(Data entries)
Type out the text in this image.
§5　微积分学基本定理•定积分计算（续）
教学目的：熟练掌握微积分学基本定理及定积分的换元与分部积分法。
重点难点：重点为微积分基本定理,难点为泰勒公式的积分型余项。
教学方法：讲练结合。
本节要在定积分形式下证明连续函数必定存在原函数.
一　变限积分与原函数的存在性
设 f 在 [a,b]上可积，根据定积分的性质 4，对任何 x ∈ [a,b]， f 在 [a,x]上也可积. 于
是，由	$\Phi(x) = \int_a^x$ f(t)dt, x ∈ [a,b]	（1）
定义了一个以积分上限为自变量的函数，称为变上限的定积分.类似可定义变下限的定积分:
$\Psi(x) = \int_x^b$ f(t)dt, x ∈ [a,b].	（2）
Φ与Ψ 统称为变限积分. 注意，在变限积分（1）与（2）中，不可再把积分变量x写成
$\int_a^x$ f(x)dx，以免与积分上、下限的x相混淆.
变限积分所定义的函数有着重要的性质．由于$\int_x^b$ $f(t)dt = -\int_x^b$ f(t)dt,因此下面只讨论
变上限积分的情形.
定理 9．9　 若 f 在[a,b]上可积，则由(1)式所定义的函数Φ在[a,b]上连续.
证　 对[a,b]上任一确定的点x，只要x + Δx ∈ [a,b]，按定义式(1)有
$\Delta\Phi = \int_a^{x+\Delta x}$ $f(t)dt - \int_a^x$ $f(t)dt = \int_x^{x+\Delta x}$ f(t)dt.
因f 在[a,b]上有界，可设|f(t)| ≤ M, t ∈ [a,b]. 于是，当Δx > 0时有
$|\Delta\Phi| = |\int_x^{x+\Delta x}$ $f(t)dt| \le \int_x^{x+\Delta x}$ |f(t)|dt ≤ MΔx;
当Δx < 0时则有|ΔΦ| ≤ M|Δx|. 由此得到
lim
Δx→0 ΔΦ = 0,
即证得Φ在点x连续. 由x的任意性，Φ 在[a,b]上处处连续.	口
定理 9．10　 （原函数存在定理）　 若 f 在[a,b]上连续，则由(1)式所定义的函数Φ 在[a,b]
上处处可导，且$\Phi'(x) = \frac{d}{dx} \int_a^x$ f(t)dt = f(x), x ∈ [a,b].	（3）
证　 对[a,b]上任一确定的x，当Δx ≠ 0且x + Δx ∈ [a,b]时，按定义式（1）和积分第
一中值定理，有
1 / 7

» TASK
Each line in the material above must be retyped without alteration.

» COMPLETED TASK
Type out the text in this image.
§5　微积分学基本定理•定积分计算（续）
教学目的：熟练掌握微积分学基本定理及定积分的换元与分部积分法。
重点难点：重点为微积分基本定理,难点为泰勒公式的积分型余项。
教学方法：讲练结合。
本节要在定积分形式下证明连续函数必定存在原函数.
一　变限积分与原函数的存在性
设 f 在 [a,b]上可积，根据定积分的性质 4，对任何 x ∈ [a,b]， f 在 [a,x]上也可积. 于
是，由	$\Phi(x) = \int_a^x$ f(t)dt, x ∈ [a,b]	（1）
定义了一个以积分上限为自变量的函数，称为变上限的定积分.类似可定义变下限的定积分:
$\Psi(x) = \int_x^b$ f(t)dt, x ∈ [a,b].	（2）
Φ与Ψ 统称为变限积分. 注意，在变限积分（1）与（2）中，不可再把积分变量x写成
$\int_a^x$ f(x)dx，以免与积分上、下限的x相混淆.
变限积分所定义的函数有着重要的性质．由于$\int_x^b$ $f(t)dt = -\int_x^b$ f(t)dt,因此下面只讨论
变上限积分的情形.
定理 9．9　 若 f 在[a,b]上可积，则由(1)式所定义的函数Φ在[a,b]上连续.
证　 对[a,b]上任一确定的点x，只要x + Δx ∈ [a,b]，按定义式(1)有
$\Delta\Phi = \int_a^{x+\Delta x}$ $f(t)dt - \int_a^x$ $f(t)dt = \int_x^{x+\Delta x}$ f(t)dt.
因f 在[a,b]上有界，可设|f(t)| ≤ M, t ∈ [a,b]. 于是，当Δx > 0时有
$|\Delta\Phi| = |\int_x^{x+\Delta x}$ $f(t)dt| \le \int_x^{x+\Delta x}$ |f(t)|dt ≤ MΔx;
当Δx < 0时则有|ΔΦ| ≤ M|Δx|. 由此得到
lim
Δx→0 ΔΦ = 0,
即证得Φ在点x连续. 由x的任意性，Φ 在[a,b]上处处连续.	口
定理 9．10　 （原函数存在定理）　 若 f 在[a,b]上连续，则由(1)式所定义的函数Φ 在[a,b]
上处处可导，且$\Phi'(x) = \frac{d}{dx} \int_a^x$ f(t)dt = f(x), x ∈ [a,b].	（3）
证　 对[a,b]上任一确定的x，当Δx ≠ 0且x + Δx ∈ [a,b]时，按定义式（1）和积分第
一中值定理，有
1 / 7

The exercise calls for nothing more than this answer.